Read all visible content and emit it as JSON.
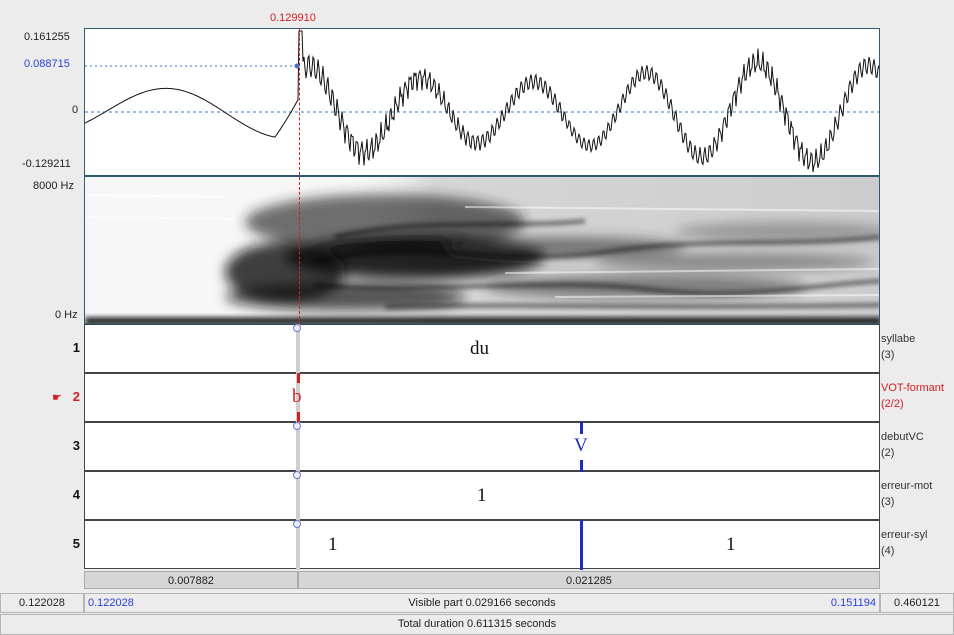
{
  "cursor_time": "0.129910",
  "waveform": {
    "max_label": "0.161255",
    "cursor_value_label": "0.088715",
    "zero_label": "0",
    "min_label": "-0.129211"
  },
  "spectrogram": {
    "top_label": "8000 Hz",
    "bottom_label": "0 Hz"
  },
  "tiers": [
    {
      "number": "1",
      "name": "syllabe",
      "count": "(3)",
      "text": "du"
    },
    {
      "number": "2",
      "name": "VOT-formant",
      "count": "(2/2)",
      "text": "b",
      "selected": true
    },
    {
      "number": "3",
      "name": "debutVC",
      "count": "(2)",
      "text": "V"
    },
    {
      "number": "4",
      "name": "erreur-mot",
      "count": "(3)",
      "text": "1"
    },
    {
      "number": "5",
      "name": "erreur-syl",
      "count": "(4)",
      "text_left": "1",
      "text_right": "1"
    }
  ],
  "segments": {
    "left": "0.007882",
    "right": "0.021285"
  },
  "time_bar": {
    "window_start": "0.122028",
    "visible_start": "0.122028",
    "visible_label": "Visible part 0.029166 seconds",
    "visible_end": "0.151194",
    "window_end": "0.460121",
    "total_label": "Total duration 0.611315 seconds"
  },
  "colors": {
    "cursor": "#d02020",
    "boundary_blue": "#1a2fbf",
    "axis_blue": "#2a3fd6",
    "panel_border": "#2f5b6e"
  }
}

□ □ □ □ □ □ □

- TO DO
All records should be output exactly, with the pictures left out.

- WORKED ANSWER
Read all visible content and emit it as JSON.
{
  "cursor_time": "0.129910",
  "waveform": {
    "max_label": "0.161255",
    "cursor_value_label": "0.088715",
    "zero_label": "0",
    "min_label": "-0.129211"
  },
  "spectrogram": {
    "top_label": "8000 Hz",
    "bottom_label": "0 Hz"
  },
  "tiers": [
    {
      "number": "1",
      "name": "syllabe",
      "count": "(3)",
      "text": "du"
    },
    {
      "number": "2",
      "name": "VOT-formant",
      "count": "(2/2)",
      "text": "b",
      "selected": true
    },
    {
      "number": "3",
      "name": "debutVC",
      "count": "(2)",
      "text": "V"
    },
    {
      "number": "4",
      "name": "erreur-mot",
      "count": "(3)",
      "text": "1"
    },
    {
      "number": "5",
      "name": "erreur-syl",
      "count": "(4)",
      "text_left": "1",
      "text_right": "1"
    }
  ],
  "segments": {
    "left": "0.007882",
    "right": "0.021285"
  },
  "time_bar": {
    "window_start": "0.122028",
    "visible_start": "0.122028",
    "visible_label": "Visible part 0.029166 seconds",
    "visible_end": "0.151194",
    "window_end": "0.460121",
    "total_label": "Total duration 0.611315 seconds"
  },
  "colors": {
    "cursor": "#d02020",
    "boundary_blue": "#1a2fbf",
    "axis_blue": "#2a3fd6",
    "panel_border": "#2f5b6e"
  }
}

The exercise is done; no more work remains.